= Shi Xiancheng =

Shi Xiancheng (史憲誠) (died July 30, 829) was a general of the Chinese Tang dynasty, who ruled Weibo Circuit (魏博, headquartered in modern Handan, Hebei) semi-independently from the imperial government.

== Background ==
It is not known when Shi Xiancheng was born. His ancestors were of Xi stock, but had submitted to the Tang dynasty and resided at Lingwu. Both his grandfather Shi Daode (史道德) and father Shi Zhouluo (史周洛) served in the army of Weibo Circuit and, for their achievements, were created princes, with Shi Zhouluo having done so under the military governor (jiedushi) Tian Ji'an. Shi Xiancheng was known for bravery and served under his father Shi Zhouluo in the Weibo army.

By 819, during the reign of Emperor Xianzong, when Tian Hongzheng was serving as military governor and was following imperial orders in attacking the warlord Li Shidao, who ruled Pinglu Circuit (平盧, headquartered in modern Tai'an, Shandong), Shi Xiancheng served as Tian's forward commander in leading 4,000 soldiers across the Yellow River to attack Pinglu. With Weibo forces pressuring Pinglu's capital Yun Prefecture (鄆州) directly, Li's subordinate Liu Wu killed Li and surrendered. As a result of Shi's contributions, he was given the honorary title of deputy chief imperial censor (御史中丞, Yushi Zhongcheng).

> _WORK INSTRUCTIONS_:
1) Using the Shi Xiancheng biography, answer each question briefly:
(a) Where was Weibo Circuit headquartered?
(b) Where did Shi Xiancheng's ancestors reside?
(c) How many soldiers did Shi Xiancheng lead across the Yellow River?
2) From the Shi Xiancheng biography, list every person named other than Shi Xiancheng himself.
3) Summarize the Shi Xiancheng biography in two sentences.
The records come from a source other than the Shi Xiancheng biography.

> _INFORMATION SHOWN_:
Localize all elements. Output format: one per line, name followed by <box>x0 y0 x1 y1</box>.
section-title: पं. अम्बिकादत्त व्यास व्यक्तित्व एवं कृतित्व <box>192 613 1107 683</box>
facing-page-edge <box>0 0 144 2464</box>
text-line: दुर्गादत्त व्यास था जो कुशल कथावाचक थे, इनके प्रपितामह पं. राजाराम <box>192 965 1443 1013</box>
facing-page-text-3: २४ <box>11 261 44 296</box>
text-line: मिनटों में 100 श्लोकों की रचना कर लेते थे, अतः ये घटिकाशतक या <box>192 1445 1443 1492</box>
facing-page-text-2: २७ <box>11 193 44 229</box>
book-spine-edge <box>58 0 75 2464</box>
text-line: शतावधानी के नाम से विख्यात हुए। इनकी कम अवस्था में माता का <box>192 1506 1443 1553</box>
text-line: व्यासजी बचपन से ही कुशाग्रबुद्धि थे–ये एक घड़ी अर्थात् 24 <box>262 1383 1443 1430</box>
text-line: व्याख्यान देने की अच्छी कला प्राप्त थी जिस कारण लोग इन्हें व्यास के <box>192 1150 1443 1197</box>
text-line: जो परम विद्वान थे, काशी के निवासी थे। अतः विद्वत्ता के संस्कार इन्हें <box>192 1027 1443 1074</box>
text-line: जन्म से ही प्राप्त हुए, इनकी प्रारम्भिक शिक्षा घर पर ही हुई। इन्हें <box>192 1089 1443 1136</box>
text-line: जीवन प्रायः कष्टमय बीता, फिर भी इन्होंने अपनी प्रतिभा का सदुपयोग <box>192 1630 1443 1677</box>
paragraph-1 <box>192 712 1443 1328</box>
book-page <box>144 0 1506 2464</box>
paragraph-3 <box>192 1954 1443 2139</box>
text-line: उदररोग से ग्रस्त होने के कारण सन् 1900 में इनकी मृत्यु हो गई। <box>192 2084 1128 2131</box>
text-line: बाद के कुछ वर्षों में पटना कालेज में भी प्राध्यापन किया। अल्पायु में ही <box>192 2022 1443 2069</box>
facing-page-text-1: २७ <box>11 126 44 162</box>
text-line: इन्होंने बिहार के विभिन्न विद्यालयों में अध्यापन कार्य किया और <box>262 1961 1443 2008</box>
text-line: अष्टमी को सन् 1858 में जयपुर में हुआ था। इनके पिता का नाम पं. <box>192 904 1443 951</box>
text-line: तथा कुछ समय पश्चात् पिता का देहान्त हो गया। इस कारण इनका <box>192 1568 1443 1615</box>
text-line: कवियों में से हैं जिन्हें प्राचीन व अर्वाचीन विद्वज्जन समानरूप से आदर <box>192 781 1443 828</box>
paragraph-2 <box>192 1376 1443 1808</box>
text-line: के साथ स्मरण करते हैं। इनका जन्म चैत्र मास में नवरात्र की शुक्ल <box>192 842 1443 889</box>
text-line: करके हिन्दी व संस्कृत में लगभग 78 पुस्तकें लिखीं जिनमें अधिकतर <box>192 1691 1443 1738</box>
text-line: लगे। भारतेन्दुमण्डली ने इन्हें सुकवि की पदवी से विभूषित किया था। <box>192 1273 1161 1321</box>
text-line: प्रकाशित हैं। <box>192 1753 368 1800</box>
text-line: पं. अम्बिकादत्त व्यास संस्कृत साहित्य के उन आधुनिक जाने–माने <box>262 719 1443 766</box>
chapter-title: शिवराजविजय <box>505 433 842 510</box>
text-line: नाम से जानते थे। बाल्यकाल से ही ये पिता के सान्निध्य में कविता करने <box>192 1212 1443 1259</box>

> _ANSWERS BY TASK_:
1)
(a) In modern Handan, Hebei.
(b) At Lingwu.
(c) 4,000.

2)
Shi Daode
Shi Zhouluo
Tian Ji'an
Emperor Xianzong
Tian Hongzheng
Li Shidao
Liu Wu

3) Shi Xiancheng, who died on July 30, 829, was a Tang dynasty general of Xi ancestry who ruled Weibo Circuit semi-independently from the imperial government. In 819, as Tian Hongzheng's forward commander, he led 4,000 soldiers against Li Shidao of Pinglu Circuit, whose subordinate Liu Wu then killed Li and surrendered, and Shi was given the honorary title of deputy chief imperial censor.